Sunday, July 22, 2007
I spent a lot of time waiting around at my station before and in the middle of the race. My diversions included a little running of my own (before the race started), juggling rocks and balancing on a log.
One of the things they gave away in our swag bags was a sample of a product called Power Blast. It's a powder you mix in with water and it makes an "energy drink". I tried it on my ride this afternoon, and I can't say I was too impressed. First, it was very sweet and almost felt like it added carbonation to the water; maybe I didn't use enough water, but I don't think so. I also felt like it made me edgy rather than giving me real energy. A look at the ingredients seems to explain this, there are only 4 calories (all labeled as "other carbohydrates") and the rest is vitamins, minerals and caffeine. Not necessarily bad, but it's not what I'm looking for in an energy drink.
I see Rasmussen is still in yellow. Hopefully Contador, Evans or somebody else can beat him before they get to Paris. The Tour doesn't need another controversial winner again this year.
Friday, July 20, 2007
Wednesday, July 18, 2007
"Finish each day and be done with it. You have done what you could. Some blunders and absurdities no doubt crept in; forget them as soon as you can. Tomorrow is a new day; begin it well and serenely and with too high a spirit to be encumbered with your old nonsense."

[Stored data entries]
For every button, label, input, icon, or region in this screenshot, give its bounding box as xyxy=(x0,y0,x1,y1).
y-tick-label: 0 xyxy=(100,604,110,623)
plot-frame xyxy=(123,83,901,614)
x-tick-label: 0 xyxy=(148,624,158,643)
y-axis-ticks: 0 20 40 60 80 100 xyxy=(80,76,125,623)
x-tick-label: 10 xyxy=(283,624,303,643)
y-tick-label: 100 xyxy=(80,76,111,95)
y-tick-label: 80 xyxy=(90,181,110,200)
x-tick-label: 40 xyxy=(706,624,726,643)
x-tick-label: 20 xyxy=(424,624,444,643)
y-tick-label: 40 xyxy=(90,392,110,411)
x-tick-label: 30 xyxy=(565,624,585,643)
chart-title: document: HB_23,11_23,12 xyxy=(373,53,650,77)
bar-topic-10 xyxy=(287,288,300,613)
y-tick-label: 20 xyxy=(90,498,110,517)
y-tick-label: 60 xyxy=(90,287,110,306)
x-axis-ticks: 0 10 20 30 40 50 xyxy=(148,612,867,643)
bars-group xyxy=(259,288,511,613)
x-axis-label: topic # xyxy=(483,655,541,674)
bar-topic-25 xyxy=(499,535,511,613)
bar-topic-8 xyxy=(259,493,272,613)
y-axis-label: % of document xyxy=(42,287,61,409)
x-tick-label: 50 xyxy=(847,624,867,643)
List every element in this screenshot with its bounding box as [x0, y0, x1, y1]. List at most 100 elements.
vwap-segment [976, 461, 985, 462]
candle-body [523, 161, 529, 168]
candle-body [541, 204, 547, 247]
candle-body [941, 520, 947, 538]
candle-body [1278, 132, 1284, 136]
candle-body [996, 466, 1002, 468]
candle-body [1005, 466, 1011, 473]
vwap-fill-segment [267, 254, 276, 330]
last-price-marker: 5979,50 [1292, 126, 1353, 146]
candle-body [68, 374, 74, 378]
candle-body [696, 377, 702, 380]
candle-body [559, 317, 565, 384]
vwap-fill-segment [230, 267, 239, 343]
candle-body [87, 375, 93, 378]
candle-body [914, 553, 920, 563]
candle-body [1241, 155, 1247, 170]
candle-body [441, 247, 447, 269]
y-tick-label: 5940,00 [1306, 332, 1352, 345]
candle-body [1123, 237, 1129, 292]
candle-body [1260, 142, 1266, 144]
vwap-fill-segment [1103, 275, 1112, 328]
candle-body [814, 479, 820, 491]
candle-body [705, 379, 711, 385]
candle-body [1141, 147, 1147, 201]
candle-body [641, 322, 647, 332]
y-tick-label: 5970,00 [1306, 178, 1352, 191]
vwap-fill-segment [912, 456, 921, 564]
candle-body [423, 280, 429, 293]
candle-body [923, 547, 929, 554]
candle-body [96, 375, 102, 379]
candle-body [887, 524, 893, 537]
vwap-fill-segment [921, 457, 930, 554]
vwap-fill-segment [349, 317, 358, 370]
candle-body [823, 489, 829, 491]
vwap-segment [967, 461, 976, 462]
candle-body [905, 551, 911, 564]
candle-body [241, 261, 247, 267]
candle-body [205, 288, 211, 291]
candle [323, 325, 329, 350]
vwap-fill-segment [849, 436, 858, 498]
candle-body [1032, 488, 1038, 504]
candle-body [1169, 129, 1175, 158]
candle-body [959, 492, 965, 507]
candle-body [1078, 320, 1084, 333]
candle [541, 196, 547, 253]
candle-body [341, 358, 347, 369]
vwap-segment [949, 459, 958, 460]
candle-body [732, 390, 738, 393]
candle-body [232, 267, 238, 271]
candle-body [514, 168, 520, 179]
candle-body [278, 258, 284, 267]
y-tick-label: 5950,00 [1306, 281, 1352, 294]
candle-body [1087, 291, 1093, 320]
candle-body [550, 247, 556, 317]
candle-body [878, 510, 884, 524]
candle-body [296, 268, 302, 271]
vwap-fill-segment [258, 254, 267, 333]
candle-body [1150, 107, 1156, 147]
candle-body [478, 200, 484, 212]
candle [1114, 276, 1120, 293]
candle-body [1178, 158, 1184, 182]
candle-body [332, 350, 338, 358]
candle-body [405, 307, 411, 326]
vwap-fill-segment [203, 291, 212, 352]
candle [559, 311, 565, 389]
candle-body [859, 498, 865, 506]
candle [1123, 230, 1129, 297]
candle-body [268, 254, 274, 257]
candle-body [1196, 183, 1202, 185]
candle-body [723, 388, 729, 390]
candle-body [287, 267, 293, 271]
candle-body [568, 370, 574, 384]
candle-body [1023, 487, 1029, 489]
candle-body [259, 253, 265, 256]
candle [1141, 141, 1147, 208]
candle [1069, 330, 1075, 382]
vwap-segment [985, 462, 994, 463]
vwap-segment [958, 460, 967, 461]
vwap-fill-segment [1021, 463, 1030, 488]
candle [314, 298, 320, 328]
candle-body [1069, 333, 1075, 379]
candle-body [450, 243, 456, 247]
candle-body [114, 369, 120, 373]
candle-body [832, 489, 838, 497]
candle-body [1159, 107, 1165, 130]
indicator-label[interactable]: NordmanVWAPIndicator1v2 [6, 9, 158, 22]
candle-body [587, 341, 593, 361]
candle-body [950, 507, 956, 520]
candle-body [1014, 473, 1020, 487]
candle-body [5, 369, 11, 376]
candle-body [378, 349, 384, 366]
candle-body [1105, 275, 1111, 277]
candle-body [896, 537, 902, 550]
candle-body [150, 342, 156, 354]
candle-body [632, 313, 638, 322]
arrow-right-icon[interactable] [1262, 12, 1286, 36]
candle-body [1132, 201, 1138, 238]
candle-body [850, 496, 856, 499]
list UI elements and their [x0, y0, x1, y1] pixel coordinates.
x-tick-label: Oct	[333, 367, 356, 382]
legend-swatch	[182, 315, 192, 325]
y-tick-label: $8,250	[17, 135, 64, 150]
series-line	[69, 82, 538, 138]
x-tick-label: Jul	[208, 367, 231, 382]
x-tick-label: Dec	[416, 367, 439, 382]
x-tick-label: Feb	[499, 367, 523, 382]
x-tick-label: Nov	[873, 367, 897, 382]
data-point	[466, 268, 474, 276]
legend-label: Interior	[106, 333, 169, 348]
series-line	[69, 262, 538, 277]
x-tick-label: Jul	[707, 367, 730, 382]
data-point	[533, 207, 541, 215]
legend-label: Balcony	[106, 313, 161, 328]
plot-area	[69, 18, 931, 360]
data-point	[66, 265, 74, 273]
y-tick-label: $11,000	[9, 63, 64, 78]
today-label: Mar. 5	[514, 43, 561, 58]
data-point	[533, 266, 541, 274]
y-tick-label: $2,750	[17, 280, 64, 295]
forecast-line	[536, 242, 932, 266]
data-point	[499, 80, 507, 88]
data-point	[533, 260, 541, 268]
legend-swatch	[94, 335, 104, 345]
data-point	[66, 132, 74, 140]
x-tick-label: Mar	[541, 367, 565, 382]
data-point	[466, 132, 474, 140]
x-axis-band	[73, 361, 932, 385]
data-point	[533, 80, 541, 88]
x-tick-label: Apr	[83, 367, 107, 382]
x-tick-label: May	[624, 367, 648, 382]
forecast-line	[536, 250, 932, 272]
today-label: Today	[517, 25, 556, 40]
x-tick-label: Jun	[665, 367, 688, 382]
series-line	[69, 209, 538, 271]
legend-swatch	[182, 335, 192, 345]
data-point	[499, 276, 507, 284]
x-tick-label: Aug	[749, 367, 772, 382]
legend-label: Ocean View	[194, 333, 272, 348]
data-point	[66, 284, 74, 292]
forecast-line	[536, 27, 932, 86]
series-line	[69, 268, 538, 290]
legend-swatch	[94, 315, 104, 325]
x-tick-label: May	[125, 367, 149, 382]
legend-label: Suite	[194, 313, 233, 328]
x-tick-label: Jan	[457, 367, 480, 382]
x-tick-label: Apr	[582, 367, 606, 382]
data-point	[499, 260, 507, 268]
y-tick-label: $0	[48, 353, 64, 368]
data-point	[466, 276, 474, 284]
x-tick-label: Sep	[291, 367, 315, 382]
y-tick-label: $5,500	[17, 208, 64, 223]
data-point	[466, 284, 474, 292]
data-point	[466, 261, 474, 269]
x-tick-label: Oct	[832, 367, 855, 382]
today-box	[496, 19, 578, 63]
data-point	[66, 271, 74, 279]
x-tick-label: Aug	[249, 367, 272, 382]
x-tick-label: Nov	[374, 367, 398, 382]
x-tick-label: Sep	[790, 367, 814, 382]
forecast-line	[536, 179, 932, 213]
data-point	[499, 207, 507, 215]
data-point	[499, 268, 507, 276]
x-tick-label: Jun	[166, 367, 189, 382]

*Problems*
#1 According to the blog post, how many calories does Power Blast contain?
#2 Output the passage of the blog post that begins at the words "One of the things" and stops after the words "an energy drink.".
#3 Decide whether each statement agrees with the blog post, and support each verdict with the deciding words quoted from it. (a) While waiting at the station, the writer juggled rocks. (b) The writer found Power Blast not sweet enough. (c) Contador is currently wearing yellow.

*Solutions to the problems*
#1 It contains 4 calories, all labeled as "other carbohydrates."

#2
One of the things they gave away in our swag bags was a sample of a product called Power Blast. It's a powder you mix in with water and it makes an "energy drink". I tried it on my ride this afternoon, and I can't say I was too impressed. First, it was very sweet and almost felt like it added carbonation to the water; maybe I didn't use enough water, but I don't think so. I also felt like it made me edgy rather than giving me real energy. A look at the ingredients seems to explain this, there are only 4 calories (all labeled as "other carbohydrates") and the rest is vitamins, minerals and caffeine. Not necessarily bad, but it's not what I'm looking for in an energy drink.

#3
(a) Yes: "My diversions included a little running of my own (before the race started), juggling rocks and balancing on a log."
(b) No: "First, it was very sweet and almost felt like it added carbonation to the water"
(c) No: "I see Rasmussen is still in yellow."